Wherever the word "anyone" appears in a line, copy that line.

____________

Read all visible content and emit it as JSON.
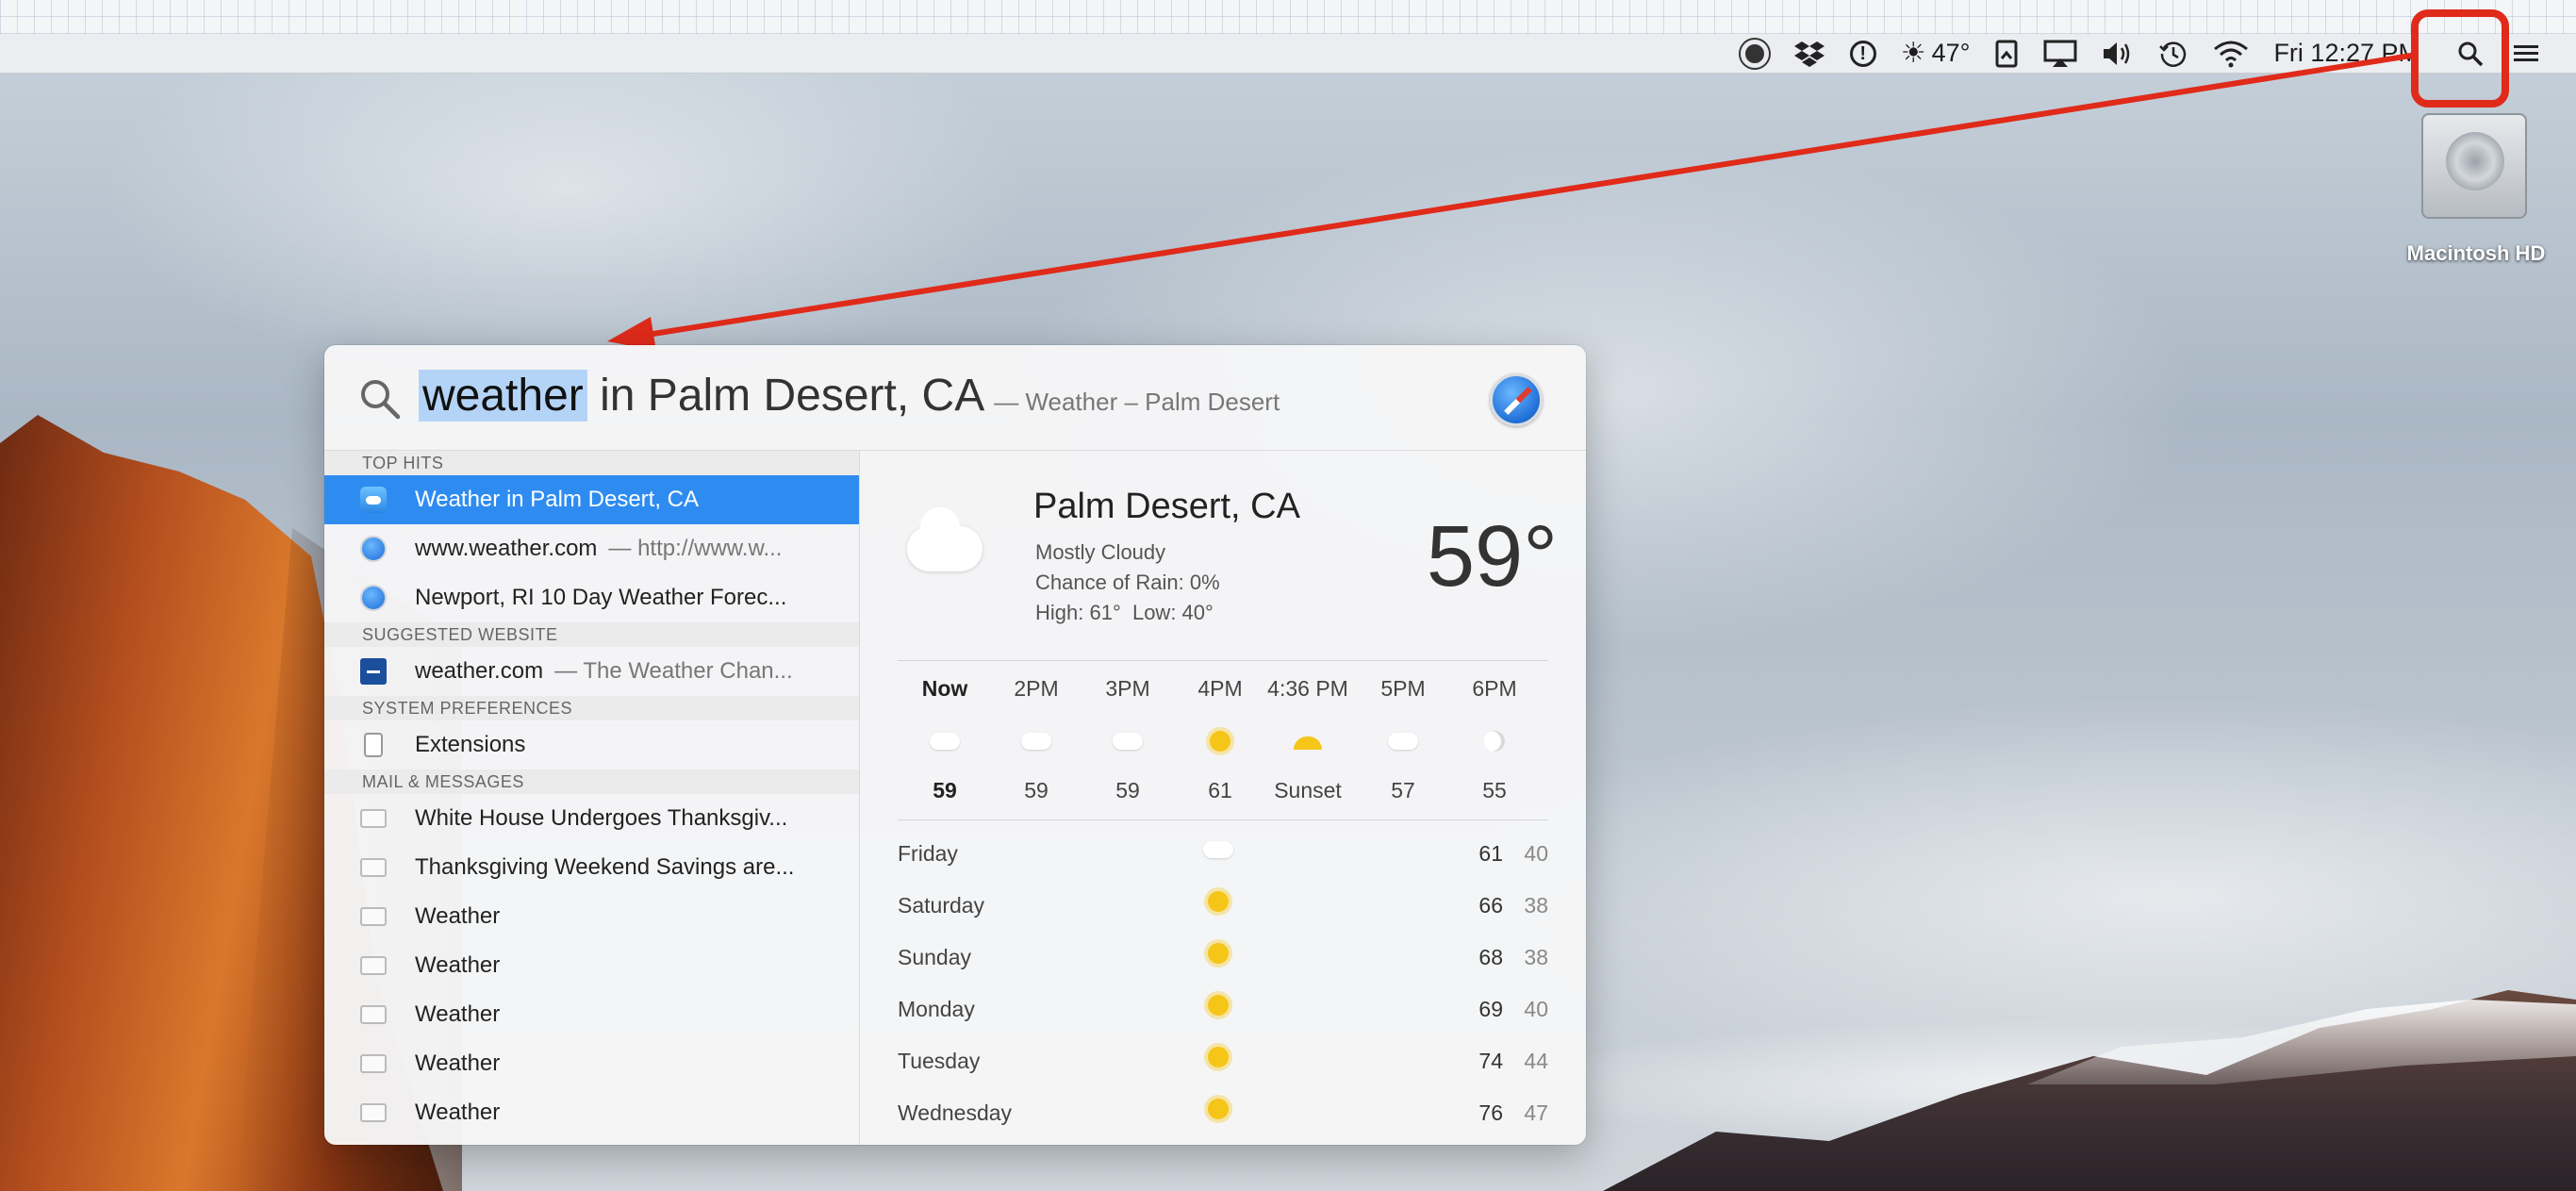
{
  "menubar": {
    "weather_temp": "47°",
    "clock": "Fri 12:27 PM",
    "items": [
      "record-icon",
      "dropbox-icon",
      "1password-icon",
      "weather-icon",
      "document-icon",
      "airplay-icon",
      "volume-icon",
      "time-machine-icon",
      "wifi-icon",
      "clock",
      "spotlight-search-icon",
      "notification-center-icon"
    ]
  },
  "desktop": {
    "drive_label": "Macintosh HD"
  },
  "spotlight": {
    "query_highlight": "weather",
    "query_rest": " in Palm Desert, CA",
    "query_hint": "— Weather – Palm Desert",
    "sections": {
      "top_hits": "TOP HITS",
      "suggested_website": "SUGGESTED WEBSITE",
      "system_preferences": "SYSTEM PREFERENCES",
      "mail_messages": "MAIL & MESSAGES"
    },
    "results": {
      "top_hits": [
        {
          "title": "Weather in Palm Desert, CA",
          "secondary": "",
          "icon": "weather-app-icon"
        },
        {
          "title": "www.weather.com",
          "secondary": "— http://www.w...",
          "icon": "safari-icon"
        },
        {
          "title": "Newport, RI 10 Day Weather Forec...",
          "secondary": "",
          "icon": "safari-icon"
        }
      ],
      "suggested_website": [
        {
          "title": "weather.com",
          "secondary": "— The Weather Chan...",
          "icon": "website-icon"
        }
      ],
      "system_preferences": [
        {
          "title": "Extensions",
          "secondary": "",
          "icon": "preference-pane-icon"
        }
      ],
      "mail_messages": [
        {
          "title": "White House Undergoes Thanksgiv...",
          "icon": "mail-icon"
        },
        {
          "title": "Thanksgiving Weekend Savings are...",
          "icon": "mail-icon"
        },
        {
          "title": "Weather",
          "icon": "mail-icon"
        },
        {
          "title": "Weather",
          "icon": "mail-icon"
        },
        {
          "title": "Weather",
          "icon": "mail-icon"
        },
        {
          "title": "Weather",
          "icon": "mail-icon"
        },
        {
          "title": "Weather",
          "icon": "mail-icon"
        }
      ]
    },
    "weather": {
      "city": "Palm Desert, CA",
      "condition": "Mostly Cloudy",
      "rain": "Chance of Rain: 0%",
      "high_low": "High: 61°  Low: 40°",
      "current_temp": "59°",
      "hourly": [
        {
          "time": "Now",
          "icon": "cloud",
          "temp": "59"
        },
        {
          "time": "2PM",
          "icon": "cloud",
          "temp": "59"
        },
        {
          "time": "3PM",
          "icon": "cloud",
          "temp": "59"
        },
        {
          "time": "4PM",
          "icon": "partly-sunny",
          "temp": "61"
        },
        {
          "time": "4:36 PM",
          "icon": "sunset",
          "temp": "Sunset"
        },
        {
          "time": "5PM",
          "icon": "partly-cloudy",
          "temp": "57"
        },
        {
          "time": "6PM",
          "icon": "moon",
          "temp": "55"
        }
      ],
      "daily": [
        {
          "day": "Friday",
          "icon": "cloud",
          "high": "61",
          "low": "40"
        },
        {
          "day": "Saturday",
          "icon": "sun",
          "high": "66",
          "low": "38"
        },
        {
          "day": "Sunday",
          "icon": "sun",
          "high": "68",
          "low": "38"
        },
        {
          "day": "Monday",
          "icon": "sun",
          "high": "69",
          "low": "40"
        },
        {
          "day": "Tuesday",
          "icon": "sun",
          "high": "74",
          "low": "44"
        },
        {
          "day": "Wednesday",
          "icon": "sun",
          "high": "76",
          "low": "47"
        }
      ]
    }
  },
  "colors": {
    "selection": "#2e8cf0",
    "annotation_red": "#e02a1a",
    "query_highlight": "#b4d4f7"
  }
}
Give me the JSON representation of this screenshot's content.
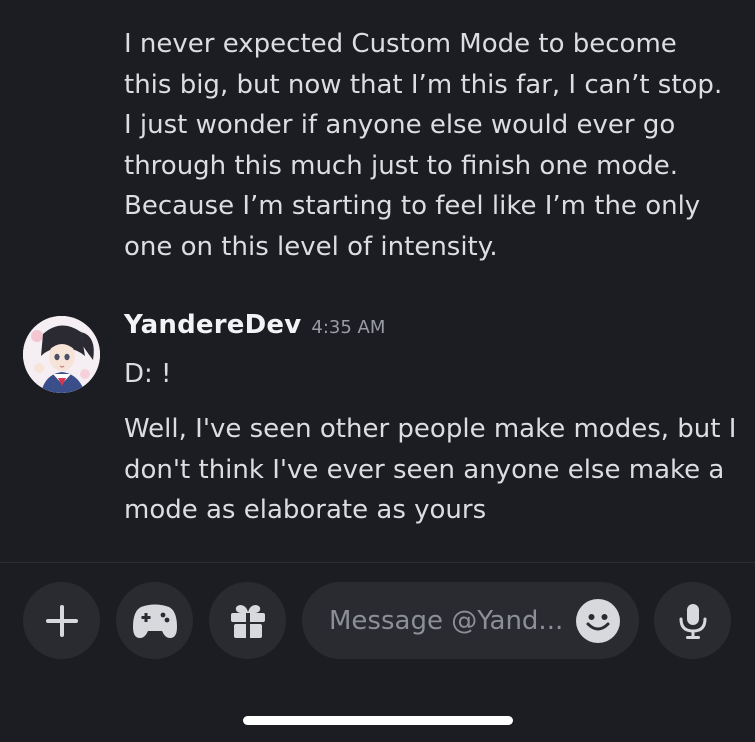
{
  "previous_message": {
    "lines": [
      "I never expected Custom Mode to become",
      "this big, but now that I’m this far, I can’t stop.",
      "I just wonder if anyone else would ever go",
      "through this much just to finish one mode.",
      "Because I’m starting to feel like I’m the only",
      "one on this level of intensity."
    ]
  },
  "message_group": {
    "username": "YandereDev",
    "timestamp": "4:35 AM",
    "messages": [
      {
        "lines": [
          "D: !"
        ]
      },
      {
        "lines": [
          "Well, I've seen other people make modes, but I",
          "don't think I've ever seen anyone else make a",
          "mode as elaborate as yours"
        ]
      }
    ]
  },
  "composer": {
    "placeholder": "Message @Yand...",
    "add_icon": "plus-icon",
    "game_icon": "gamepad-icon",
    "gift_icon": "gift-icon",
    "emoji_icon": "smiley-icon",
    "mic_icon": "microphone-icon"
  },
  "colors": {
    "background": "#1c1d22",
    "button_bg": "#2a2b31",
    "text": "#dcdde1",
    "username": "#f2f3f5",
    "muted": "#9a9ca4"
  }
}
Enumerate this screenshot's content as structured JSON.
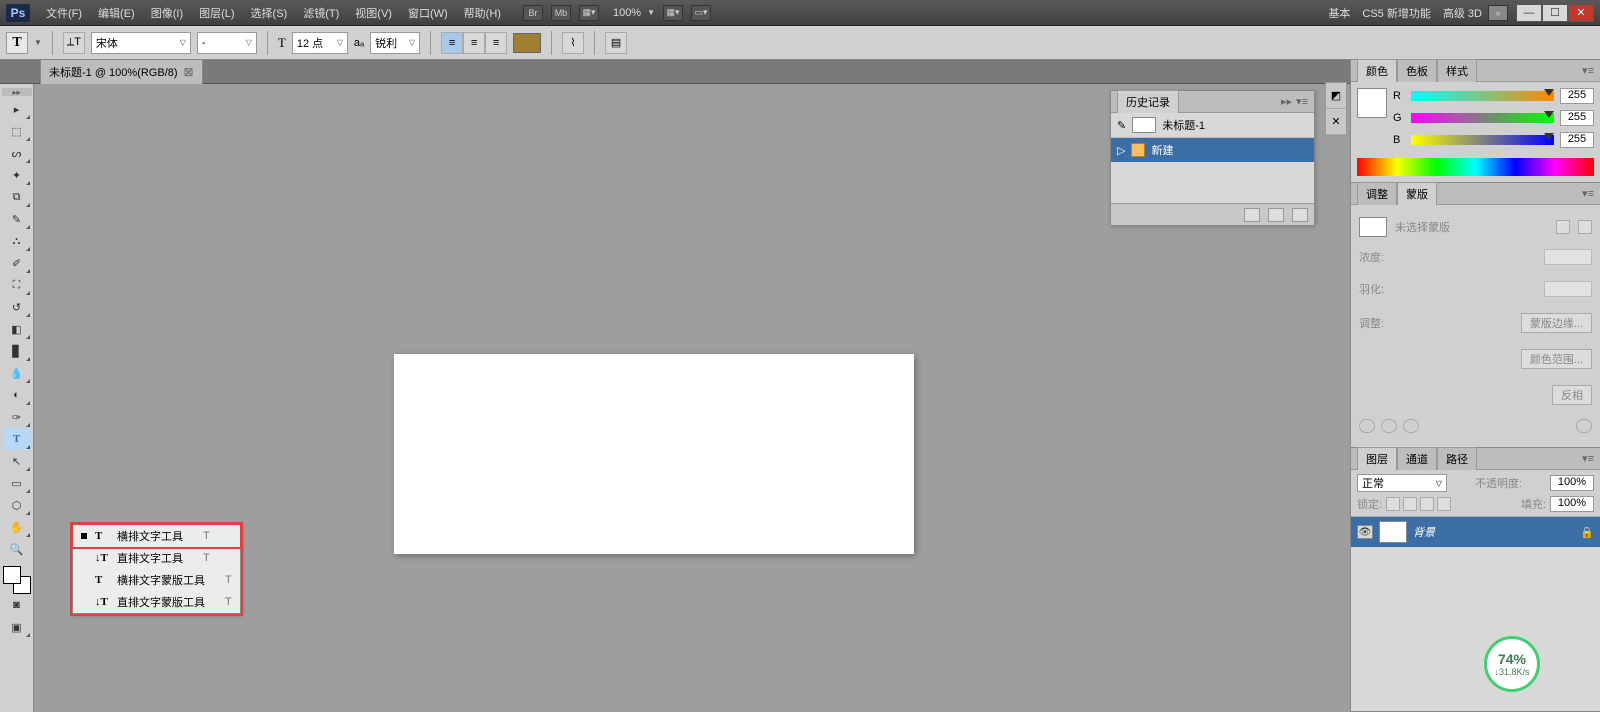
{
  "app_logo": "Ps",
  "menu": {
    "file": "文件(F)",
    "edit": "编辑(E)",
    "image": "图像(I)",
    "layer": "图层(L)",
    "select": "选择(S)",
    "filter": "滤镜(T)",
    "view": "视图(V)",
    "window": "窗口(W)",
    "help": "帮助(H)"
  },
  "topright": {
    "zoom": "100%",
    "basic": "基本",
    "cs5new": "CS5 新增功能",
    "adv3d": "高级 3D"
  },
  "options": {
    "font_family": "宋体",
    "font_style": "-",
    "size_prefix": "T",
    "size": "12 点",
    "aa_prefix": "aₐ",
    "aa": "锐利"
  },
  "doc_tab": "未标题-1 @ 100%(RGB/8)",
  "flyout": {
    "row1": {
      "label": "横排文字工具",
      "key": "T"
    },
    "row2": {
      "label": "直排文字工具",
      "key": "T"
    },
    "row3": {
      "label": "横排文字蒙版工具",
      "key": "T"
    },
    "row4": {
      "label": "直排文字蒙版工具",
      "key": "T"
    }
  },
  "history": {
    "title": "历史记录",
    "doc": "未标题-1",
    "step1": "新建"
  },
  "color_panel": {
    "tab_color": "颜色",
    "tab_swatch": "色板",
    "tab_style": "样式",
    "r": "R",
    "r_val": "255",
    "g": "G",
    "g_val": "255",
    "b": "B",
    "b_val": "255"
  },
  "mask_panel": {
    "tab_adjust": "调整",
    "tab_mask": "蒙版",
    "no_mask": "未选择蒙版",
    "density": "浓度:",
    "feather": "羽化:",
    "refine": "调整:",
    "mask_edge": "蒙版边缘...",
    "color_range": "颜色范围...",
    "invert": "反相"
  },
  "layers_panel": {
    "tab_layers": "图层",
    "tab_channels": "通道",
    "tab_paths": "路径",
    "blend": "正常",
    "opacity_lab": "不透明度:",
    "opacity_val": "100%",
    "lock_lab": "锁定:",
    "fill_lab": "填充:",
    "fill_val": "100%",
    "layer1": "背景"
  },
  "speed": {
    "pct": "74%",
    "rate": "↓31.8K/s"
  }
}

____________

The response
      "I just wonder if anyone else would ever go",
          "don't think I've ever seen anyone else make a",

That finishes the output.